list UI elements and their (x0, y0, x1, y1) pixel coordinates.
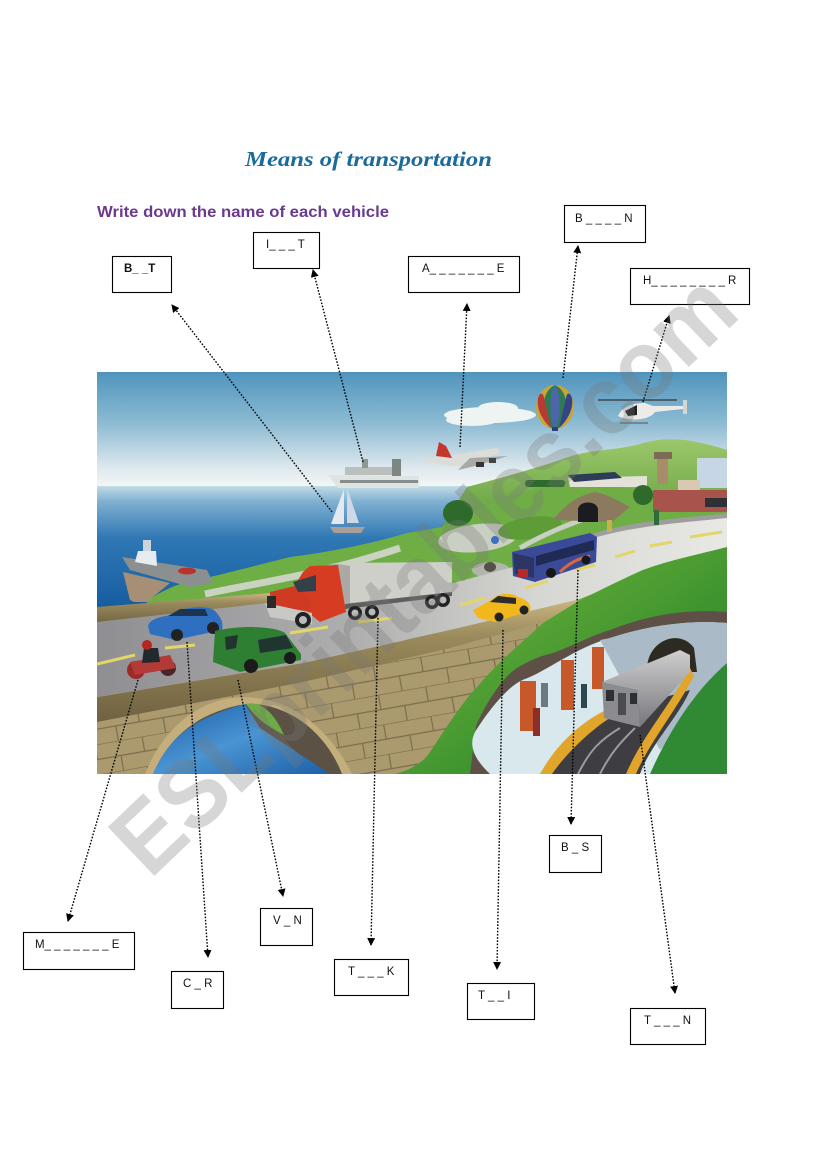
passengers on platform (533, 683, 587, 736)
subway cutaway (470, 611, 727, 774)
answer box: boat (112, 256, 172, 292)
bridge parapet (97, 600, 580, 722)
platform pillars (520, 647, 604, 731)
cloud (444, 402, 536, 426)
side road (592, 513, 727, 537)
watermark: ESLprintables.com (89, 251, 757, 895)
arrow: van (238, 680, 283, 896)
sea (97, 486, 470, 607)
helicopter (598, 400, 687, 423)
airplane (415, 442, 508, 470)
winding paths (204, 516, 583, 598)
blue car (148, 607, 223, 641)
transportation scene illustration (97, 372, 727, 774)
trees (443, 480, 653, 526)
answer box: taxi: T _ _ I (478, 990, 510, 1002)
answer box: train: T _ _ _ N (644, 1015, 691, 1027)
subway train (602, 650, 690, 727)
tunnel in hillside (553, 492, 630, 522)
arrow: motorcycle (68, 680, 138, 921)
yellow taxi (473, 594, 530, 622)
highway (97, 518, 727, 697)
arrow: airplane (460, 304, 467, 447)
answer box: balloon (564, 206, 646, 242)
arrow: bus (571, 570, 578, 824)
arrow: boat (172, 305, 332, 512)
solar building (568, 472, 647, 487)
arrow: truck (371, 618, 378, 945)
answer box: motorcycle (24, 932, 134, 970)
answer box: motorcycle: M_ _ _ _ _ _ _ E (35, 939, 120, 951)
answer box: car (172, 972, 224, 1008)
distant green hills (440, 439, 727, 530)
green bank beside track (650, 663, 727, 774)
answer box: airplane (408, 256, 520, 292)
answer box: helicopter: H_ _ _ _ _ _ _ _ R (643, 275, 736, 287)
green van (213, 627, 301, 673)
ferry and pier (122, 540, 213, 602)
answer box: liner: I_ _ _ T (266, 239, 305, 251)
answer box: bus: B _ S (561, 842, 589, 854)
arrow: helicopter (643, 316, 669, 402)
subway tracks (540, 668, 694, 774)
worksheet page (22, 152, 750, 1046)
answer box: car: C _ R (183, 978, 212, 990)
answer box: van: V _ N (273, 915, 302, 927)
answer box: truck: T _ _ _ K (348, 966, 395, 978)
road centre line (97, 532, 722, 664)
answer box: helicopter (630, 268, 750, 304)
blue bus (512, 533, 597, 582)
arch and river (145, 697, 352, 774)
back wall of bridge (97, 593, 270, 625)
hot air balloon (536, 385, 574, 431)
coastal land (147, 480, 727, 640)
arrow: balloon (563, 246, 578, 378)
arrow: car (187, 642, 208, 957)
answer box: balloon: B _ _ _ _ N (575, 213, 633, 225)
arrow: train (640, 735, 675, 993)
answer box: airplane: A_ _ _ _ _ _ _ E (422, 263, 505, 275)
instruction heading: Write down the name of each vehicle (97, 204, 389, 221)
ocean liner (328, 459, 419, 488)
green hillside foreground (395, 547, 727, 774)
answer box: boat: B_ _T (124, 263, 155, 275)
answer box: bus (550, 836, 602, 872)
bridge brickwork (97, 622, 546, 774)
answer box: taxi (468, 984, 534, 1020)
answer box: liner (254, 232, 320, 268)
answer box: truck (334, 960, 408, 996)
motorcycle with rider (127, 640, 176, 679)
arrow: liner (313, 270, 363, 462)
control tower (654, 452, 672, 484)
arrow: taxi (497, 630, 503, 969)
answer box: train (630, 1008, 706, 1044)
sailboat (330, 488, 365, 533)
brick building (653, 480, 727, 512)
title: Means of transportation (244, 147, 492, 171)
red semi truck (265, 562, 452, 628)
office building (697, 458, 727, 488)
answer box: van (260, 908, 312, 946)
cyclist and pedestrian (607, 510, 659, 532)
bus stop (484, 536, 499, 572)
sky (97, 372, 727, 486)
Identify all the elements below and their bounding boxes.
==
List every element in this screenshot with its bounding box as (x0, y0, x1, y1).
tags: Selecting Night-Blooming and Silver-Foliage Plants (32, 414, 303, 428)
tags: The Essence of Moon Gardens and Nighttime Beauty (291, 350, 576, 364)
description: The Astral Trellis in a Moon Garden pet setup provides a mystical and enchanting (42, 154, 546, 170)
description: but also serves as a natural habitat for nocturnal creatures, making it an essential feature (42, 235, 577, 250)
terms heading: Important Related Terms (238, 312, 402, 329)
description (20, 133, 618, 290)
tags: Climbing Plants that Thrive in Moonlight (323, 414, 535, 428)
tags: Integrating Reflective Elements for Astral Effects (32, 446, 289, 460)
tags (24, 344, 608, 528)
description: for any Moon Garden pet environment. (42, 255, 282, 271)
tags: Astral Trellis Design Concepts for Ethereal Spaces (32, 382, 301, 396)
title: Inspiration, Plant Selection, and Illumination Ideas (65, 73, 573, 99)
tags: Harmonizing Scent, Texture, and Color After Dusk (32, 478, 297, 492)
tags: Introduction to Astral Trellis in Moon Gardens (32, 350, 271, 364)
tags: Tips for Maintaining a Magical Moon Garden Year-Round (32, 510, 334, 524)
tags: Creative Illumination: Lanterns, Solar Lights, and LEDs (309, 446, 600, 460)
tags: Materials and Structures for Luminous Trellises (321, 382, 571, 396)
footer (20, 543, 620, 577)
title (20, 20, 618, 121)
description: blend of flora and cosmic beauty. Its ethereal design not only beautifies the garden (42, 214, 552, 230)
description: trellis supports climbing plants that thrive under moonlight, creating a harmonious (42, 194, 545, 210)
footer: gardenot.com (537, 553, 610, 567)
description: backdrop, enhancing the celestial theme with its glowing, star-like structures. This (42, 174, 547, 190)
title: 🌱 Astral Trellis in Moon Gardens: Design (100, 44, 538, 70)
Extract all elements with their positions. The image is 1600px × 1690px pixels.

Aim: Reproduce the records from the line with "List every element" to the line with "footer: gardenot.com (537, 553, 610, 567)", swapping "description" for "body text" and keeping everything else the same.

Solved exercise:
List every element in this screenshot with its bounding box as (x0, y0, x1, y1).
tags: Selecting Night-Blooming and Silver-Foliage Plants (32, 414, 303, 428)
tags: The Essence of Moon Gardens and Nighttime Beauty (291, 350, 576, 364)
body text: The Astral Trellis in a Moon Garden pet setup provides a mystical and enchanting (42, 154, 546, 170)
body text: but also serves as a natural habitat for nocturnal creatures, making it an essential feature (42, 235, 577, 250)
terms heading: Important Related Terms (238, 312, 402, 329)
body text (20, 133, 618, 290)
tags: Climbing Plants that Thrive in Moonlight (323, 414, 535, 428)
tags: Integrating Reflective Elements for Astral Effects (32, 446, 289, 460)
tags (24, 344, 608, 528)
body text: for any Moon Garden pet environment. (42, 255, 282, 271)
tags: Astral Trellis Design Concepts for Ethereal Spaces (32, 382, 301, 396)
title: Inspiration, Plant Selection, and Illumination Ideas (65, 73, 573, 99)
tags: Harmonizing Scent, Texture, and Color After Dusk (32, 478, 297, 492)
tags: Introduction to Astral Trellis in Moon Gardens (32, 350, 271, 364)
tags: Tips for Maintaining a Magical Moon Garden Year-Round (32, 510, 334, 524)
tags: Creative Illumination: Lanterns, Solar Lights, and LEDs (309, 446, 600, 460)
tags: Materials and Structures for Luminous Trellises (321, 382, 571, 396)
footer (20, 543, 620, 577)
title (20, 20, 618, 121)
body text: blend of flora and cosmic beauty. Its ethereal design not only beautifies the garden (42, 214, 552, 230)
body text: trellis supports climbing plants that thrive under moonlight, creating a harmonious (42, 194, 545, 210)
footer: gardenot.com (537, 553, 610, 567)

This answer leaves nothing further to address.